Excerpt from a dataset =
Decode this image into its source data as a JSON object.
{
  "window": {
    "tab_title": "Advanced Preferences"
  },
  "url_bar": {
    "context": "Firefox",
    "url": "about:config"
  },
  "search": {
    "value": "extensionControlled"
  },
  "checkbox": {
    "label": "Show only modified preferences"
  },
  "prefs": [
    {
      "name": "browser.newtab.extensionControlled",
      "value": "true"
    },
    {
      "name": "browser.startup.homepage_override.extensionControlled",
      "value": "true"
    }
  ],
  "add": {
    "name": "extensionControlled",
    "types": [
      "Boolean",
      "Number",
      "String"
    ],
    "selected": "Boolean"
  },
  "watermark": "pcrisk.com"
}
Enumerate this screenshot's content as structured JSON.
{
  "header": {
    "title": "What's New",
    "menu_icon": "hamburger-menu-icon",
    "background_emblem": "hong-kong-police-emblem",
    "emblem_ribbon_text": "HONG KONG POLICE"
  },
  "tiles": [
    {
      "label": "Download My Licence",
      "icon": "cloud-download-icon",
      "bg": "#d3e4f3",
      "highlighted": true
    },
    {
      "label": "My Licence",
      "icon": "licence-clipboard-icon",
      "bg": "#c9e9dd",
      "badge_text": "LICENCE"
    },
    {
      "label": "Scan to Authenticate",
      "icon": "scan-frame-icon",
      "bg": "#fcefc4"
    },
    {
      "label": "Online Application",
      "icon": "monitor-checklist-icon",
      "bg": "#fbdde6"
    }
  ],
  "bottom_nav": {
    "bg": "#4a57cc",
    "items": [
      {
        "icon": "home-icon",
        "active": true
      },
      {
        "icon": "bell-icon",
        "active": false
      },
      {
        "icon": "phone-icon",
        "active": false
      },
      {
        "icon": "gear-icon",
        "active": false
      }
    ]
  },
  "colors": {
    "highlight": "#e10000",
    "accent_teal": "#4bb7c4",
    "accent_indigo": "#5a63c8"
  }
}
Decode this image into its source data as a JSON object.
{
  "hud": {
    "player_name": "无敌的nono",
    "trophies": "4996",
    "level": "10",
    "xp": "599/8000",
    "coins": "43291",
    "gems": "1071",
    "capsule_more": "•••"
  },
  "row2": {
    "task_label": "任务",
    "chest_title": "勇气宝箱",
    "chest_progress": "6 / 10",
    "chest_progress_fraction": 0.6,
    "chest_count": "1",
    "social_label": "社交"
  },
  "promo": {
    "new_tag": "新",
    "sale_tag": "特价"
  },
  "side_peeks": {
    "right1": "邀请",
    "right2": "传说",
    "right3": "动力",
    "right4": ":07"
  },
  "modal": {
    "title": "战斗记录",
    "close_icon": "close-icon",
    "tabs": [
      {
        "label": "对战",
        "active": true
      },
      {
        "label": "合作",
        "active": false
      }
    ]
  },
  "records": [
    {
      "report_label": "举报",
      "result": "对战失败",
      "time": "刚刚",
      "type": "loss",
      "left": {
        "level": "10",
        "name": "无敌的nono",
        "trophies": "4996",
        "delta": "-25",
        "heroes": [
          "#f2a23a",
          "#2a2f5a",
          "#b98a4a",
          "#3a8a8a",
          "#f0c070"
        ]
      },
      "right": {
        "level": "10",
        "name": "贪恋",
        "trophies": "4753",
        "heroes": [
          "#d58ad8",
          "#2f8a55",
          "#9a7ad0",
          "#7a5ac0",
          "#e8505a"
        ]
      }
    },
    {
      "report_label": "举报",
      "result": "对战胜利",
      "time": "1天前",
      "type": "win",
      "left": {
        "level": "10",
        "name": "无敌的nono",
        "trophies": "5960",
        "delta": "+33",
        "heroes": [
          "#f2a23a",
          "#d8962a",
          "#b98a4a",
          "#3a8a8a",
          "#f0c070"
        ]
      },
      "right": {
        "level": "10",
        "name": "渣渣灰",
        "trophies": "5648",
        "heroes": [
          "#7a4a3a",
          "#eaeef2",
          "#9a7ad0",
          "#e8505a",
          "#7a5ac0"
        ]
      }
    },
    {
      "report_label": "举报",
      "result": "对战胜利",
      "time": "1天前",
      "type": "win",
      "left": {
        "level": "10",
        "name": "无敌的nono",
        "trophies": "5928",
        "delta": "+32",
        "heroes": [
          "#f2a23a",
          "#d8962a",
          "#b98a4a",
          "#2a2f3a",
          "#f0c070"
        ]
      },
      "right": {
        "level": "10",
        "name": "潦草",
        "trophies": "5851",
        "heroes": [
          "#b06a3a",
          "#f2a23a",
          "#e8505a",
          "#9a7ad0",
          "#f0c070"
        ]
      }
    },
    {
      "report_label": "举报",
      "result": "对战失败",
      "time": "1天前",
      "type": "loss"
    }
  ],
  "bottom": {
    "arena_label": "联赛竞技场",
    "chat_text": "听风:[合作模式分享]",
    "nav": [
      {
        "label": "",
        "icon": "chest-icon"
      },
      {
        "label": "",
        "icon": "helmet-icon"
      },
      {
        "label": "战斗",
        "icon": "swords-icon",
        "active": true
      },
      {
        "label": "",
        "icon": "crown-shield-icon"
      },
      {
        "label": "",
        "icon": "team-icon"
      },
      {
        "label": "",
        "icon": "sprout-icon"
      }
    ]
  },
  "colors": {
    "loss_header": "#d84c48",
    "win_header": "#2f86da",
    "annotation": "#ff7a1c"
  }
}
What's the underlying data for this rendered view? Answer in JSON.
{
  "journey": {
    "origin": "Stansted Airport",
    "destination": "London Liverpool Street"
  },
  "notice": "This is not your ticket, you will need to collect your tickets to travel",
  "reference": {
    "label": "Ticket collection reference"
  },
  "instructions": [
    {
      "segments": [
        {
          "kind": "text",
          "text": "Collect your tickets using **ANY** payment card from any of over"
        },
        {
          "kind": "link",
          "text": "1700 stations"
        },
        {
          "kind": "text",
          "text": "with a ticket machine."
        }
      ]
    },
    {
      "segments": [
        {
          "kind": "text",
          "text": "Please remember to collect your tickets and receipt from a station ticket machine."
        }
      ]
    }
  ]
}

Exercise prompt =
Provide the number of lines containing the string "tickets", with no other output.

Written response =
3